**GOAL**
Please copy verbatim the lines of the material below, starting at the line that contains "category-label: Athletic/sports performance" and ending at the line that contains "category-label: Cancer protection/prevention", with both of those lines included.

Entries for boxed elements:
* * *
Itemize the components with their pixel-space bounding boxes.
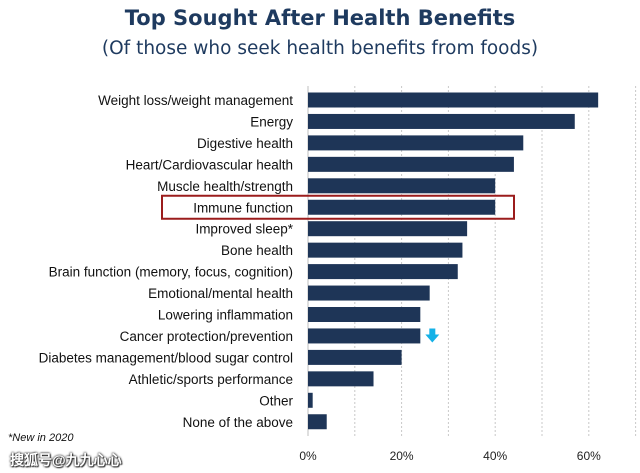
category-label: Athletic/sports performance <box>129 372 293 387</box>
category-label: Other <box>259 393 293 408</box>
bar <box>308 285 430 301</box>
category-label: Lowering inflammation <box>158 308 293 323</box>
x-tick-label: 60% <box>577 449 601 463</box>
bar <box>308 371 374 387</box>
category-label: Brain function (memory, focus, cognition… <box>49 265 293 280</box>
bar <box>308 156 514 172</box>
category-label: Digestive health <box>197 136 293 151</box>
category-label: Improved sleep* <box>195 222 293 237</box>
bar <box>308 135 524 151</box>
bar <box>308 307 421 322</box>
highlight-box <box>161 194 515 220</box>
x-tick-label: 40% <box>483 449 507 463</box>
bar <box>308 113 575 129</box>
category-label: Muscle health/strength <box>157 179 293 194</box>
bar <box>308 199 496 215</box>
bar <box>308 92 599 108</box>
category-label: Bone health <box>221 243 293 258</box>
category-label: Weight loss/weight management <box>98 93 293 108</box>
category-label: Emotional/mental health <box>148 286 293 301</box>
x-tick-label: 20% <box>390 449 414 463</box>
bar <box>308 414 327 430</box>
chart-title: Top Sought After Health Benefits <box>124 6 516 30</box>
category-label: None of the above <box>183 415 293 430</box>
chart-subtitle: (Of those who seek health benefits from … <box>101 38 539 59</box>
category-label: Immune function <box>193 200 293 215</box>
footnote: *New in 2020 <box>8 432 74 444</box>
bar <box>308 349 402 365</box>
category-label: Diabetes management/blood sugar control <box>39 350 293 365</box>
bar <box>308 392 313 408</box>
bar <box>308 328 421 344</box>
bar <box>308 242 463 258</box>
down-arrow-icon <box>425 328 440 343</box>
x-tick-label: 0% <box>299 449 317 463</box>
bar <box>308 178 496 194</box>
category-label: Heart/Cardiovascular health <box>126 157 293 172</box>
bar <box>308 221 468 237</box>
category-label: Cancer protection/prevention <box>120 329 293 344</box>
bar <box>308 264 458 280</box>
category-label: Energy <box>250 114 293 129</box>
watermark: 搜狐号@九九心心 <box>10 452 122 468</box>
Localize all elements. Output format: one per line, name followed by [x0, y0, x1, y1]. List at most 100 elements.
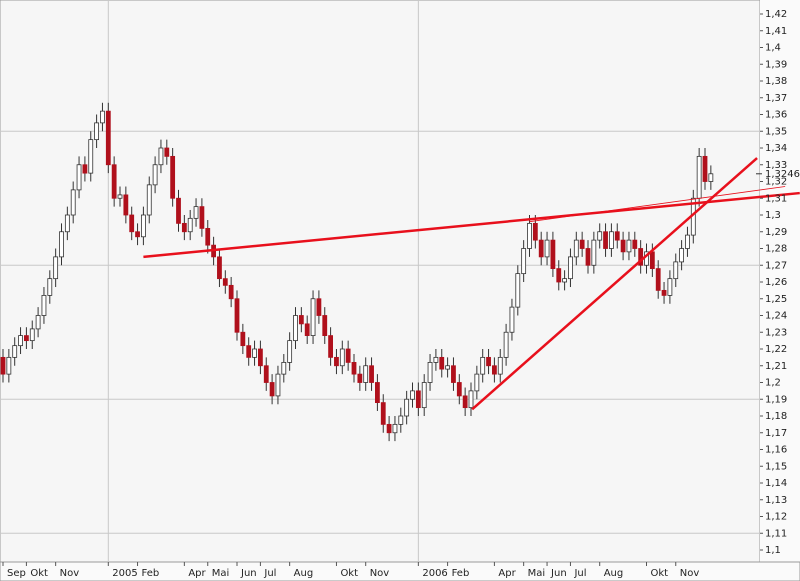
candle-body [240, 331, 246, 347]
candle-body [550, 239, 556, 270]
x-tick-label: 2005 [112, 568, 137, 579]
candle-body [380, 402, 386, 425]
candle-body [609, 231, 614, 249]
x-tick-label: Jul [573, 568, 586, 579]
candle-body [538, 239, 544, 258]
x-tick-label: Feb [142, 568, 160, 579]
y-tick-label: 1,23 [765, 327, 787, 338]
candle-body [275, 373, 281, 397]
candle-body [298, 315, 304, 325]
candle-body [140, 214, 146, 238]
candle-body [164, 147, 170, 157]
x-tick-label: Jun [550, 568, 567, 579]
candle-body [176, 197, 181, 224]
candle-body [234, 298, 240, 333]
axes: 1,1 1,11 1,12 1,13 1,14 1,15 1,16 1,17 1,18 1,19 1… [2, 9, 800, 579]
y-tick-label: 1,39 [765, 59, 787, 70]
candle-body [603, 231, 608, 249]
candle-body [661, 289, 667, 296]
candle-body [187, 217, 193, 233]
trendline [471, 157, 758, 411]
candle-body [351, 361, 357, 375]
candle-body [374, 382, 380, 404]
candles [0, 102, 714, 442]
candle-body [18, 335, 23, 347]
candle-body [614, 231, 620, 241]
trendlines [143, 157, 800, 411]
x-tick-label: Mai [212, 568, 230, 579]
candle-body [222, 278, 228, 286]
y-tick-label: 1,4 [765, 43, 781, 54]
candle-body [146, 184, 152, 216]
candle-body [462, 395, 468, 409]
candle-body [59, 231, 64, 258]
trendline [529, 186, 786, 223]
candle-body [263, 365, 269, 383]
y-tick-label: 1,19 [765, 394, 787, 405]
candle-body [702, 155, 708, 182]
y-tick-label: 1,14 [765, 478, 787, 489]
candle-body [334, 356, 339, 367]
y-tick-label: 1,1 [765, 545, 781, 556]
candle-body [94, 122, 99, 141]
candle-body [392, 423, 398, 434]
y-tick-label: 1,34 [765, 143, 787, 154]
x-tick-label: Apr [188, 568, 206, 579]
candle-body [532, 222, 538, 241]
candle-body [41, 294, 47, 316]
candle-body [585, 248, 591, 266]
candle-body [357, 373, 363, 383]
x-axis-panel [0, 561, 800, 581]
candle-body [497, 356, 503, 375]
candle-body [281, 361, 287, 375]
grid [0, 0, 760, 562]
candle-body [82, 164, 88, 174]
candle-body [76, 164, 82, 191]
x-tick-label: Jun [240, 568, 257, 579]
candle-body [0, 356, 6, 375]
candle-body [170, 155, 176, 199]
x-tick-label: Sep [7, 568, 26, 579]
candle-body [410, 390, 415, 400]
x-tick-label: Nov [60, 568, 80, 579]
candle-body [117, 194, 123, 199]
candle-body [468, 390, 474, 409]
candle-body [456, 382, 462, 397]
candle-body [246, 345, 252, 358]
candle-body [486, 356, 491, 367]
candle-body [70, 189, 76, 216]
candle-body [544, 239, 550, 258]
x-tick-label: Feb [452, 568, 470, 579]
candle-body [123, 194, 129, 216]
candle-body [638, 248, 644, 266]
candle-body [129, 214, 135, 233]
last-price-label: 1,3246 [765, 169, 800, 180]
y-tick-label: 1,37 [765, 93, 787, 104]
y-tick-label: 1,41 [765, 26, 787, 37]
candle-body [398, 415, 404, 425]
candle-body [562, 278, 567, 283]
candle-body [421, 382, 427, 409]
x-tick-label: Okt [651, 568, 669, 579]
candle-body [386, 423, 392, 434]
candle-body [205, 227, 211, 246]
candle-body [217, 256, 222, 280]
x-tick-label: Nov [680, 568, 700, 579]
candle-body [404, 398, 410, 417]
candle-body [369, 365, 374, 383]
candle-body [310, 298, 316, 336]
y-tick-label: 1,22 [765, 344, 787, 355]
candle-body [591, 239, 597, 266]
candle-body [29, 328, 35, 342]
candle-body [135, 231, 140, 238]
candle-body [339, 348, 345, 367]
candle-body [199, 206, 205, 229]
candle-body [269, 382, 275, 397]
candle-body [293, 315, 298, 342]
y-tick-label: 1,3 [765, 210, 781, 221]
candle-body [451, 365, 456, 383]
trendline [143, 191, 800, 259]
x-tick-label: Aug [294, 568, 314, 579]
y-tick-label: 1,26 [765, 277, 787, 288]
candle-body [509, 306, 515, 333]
* * *
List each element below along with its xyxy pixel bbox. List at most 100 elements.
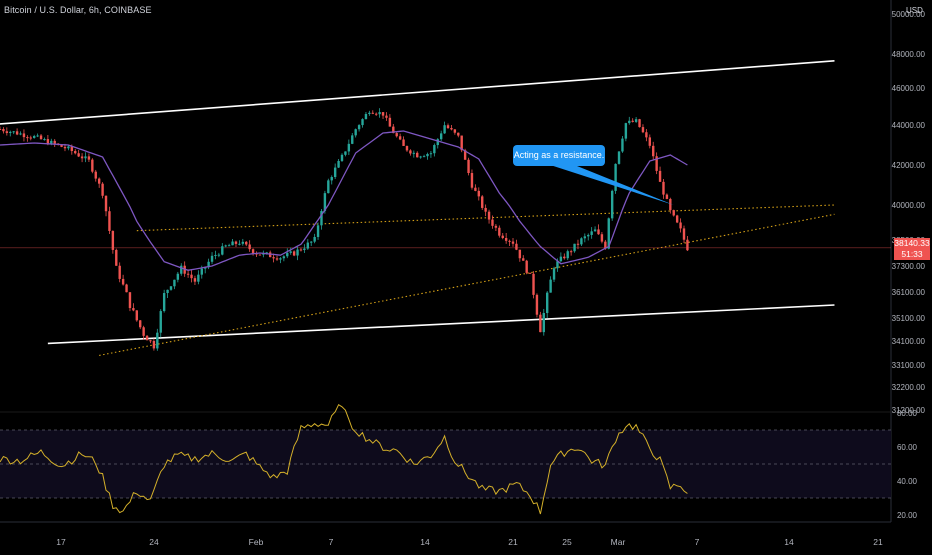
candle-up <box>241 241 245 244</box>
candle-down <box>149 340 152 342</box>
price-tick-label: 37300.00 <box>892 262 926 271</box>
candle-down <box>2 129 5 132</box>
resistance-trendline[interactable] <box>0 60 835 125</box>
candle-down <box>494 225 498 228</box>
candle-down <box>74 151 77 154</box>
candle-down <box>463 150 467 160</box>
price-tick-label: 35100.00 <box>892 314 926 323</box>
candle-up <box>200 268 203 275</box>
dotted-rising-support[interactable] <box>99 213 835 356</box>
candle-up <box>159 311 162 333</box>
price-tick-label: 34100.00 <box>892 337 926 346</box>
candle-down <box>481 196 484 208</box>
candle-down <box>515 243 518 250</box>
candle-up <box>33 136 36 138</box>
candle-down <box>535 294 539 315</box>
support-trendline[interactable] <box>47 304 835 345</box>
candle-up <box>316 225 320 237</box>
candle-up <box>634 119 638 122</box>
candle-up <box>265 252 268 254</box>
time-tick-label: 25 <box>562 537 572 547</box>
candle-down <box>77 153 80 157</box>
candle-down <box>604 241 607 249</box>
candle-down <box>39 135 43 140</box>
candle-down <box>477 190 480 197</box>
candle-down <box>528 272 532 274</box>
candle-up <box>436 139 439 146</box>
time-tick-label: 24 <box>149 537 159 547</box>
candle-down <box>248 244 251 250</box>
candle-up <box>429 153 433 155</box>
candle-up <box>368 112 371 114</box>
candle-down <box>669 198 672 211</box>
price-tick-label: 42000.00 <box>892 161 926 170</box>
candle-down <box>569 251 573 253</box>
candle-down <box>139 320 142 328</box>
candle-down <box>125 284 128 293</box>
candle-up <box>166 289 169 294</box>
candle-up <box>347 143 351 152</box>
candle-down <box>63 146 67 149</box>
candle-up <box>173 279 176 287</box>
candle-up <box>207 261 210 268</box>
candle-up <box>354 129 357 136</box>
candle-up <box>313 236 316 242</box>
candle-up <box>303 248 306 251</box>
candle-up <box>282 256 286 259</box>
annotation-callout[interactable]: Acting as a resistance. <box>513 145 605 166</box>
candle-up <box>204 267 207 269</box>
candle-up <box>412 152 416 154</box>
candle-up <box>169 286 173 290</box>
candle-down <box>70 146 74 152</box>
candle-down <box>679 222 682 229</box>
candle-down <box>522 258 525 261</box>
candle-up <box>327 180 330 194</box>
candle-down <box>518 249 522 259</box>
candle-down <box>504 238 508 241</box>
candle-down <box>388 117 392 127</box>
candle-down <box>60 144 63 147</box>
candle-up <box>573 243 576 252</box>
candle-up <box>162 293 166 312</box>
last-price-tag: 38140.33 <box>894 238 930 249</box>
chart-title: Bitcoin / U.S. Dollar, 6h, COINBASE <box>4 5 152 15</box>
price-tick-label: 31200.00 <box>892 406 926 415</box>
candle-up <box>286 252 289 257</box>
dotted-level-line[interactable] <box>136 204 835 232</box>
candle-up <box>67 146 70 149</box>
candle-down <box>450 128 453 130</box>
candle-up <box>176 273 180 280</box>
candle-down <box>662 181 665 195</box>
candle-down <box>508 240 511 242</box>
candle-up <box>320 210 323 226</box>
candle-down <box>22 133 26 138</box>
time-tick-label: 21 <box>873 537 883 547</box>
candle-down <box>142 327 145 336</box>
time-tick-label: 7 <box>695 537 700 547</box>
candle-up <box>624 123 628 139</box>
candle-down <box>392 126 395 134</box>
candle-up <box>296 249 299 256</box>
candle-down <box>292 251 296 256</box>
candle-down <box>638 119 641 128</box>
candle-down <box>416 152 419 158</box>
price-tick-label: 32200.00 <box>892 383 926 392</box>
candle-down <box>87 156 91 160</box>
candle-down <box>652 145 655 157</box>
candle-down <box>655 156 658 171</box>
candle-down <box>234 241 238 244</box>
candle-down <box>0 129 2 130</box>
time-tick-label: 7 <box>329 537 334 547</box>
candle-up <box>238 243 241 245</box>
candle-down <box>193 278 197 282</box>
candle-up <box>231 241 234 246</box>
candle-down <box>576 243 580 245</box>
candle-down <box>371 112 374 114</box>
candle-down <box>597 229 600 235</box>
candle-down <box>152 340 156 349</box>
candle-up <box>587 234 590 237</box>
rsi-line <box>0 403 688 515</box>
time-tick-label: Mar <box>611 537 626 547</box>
* * *
**ANSWER TO THIS PROBLEM**
category-label: Athletic/sports performance <box>129 372 293 387</box>
category-label: Other <box>259 393 293 408</box>
bar <box>308 285 430 301</box>
category-label: Lowering inflammation <box>158 308 293 323</box>
x-tick-label: 60% <box>577 449 601 463</box>
bar <box>308 371 374 387</box>
category-label: Brain function (memory, focus, cognition… <box>49 265 293 280</box>
bar <box>308 156 514 172</box>
category-label: Digestive health <box>197 136 293 151</box>
category-label: Improved sleep* <box>195 222 293 237</box>
bar <box>308 135 524 151</box>
bar <box>308 307 421 322</box>
highlight-box <box>161 194 515 220</box>
x-tick-label: 40% <box>483 449 507 463</box>
bar <box>308 113 575 129</box>
category-label: Muscle health/strength <box>157 179 293 194</box>
bar <box>308 199 496 215</box>
bar <box>308 92 599 108</box>
category-label: Bone health <box>221 243 293 258</box>
category-label: Weight loss/weight management <box>98 93 293 108</box>
category-label: Emotional/mental health <box>148 286 293 301</box>
x-tick-label: 20% <box>390 449 414 463</box>
bar <box>308 414 327 430</box>
chart-title: Top Sought After Health Benefits <box>124 6 516 30</box>
category-label: None of the above <box>183 415 293 430</box>
chart-subtitle: (Of those who seek health benefits from … <box>101 38 539 59</box>
category-label: Immune function <box>193 200 293 215</box>
footnote: *New in 2020 <box>8 432 74 444</box>
bar <box>308 349 402 365</box>
category-label: Diabetes management/blood sugar control <box>39 350 293 365</box>
bar <box>308 392 313 408</box>
bar <box>308 328 421 344</box>
bar <box>308 242 463 258</box>
down-arrow-icon <box>425 328 440 343</box>
x-tick-label: 0% <box>299 449 317 463</box>
bar <box>308 178 496 194</box>
category-label: Heart/Cardiovascular health <box>126 157 293 172</box>
bar <box>308 221 468 237</box>
category-label: Cancer protection/prevention <box>120 329 293 344</box>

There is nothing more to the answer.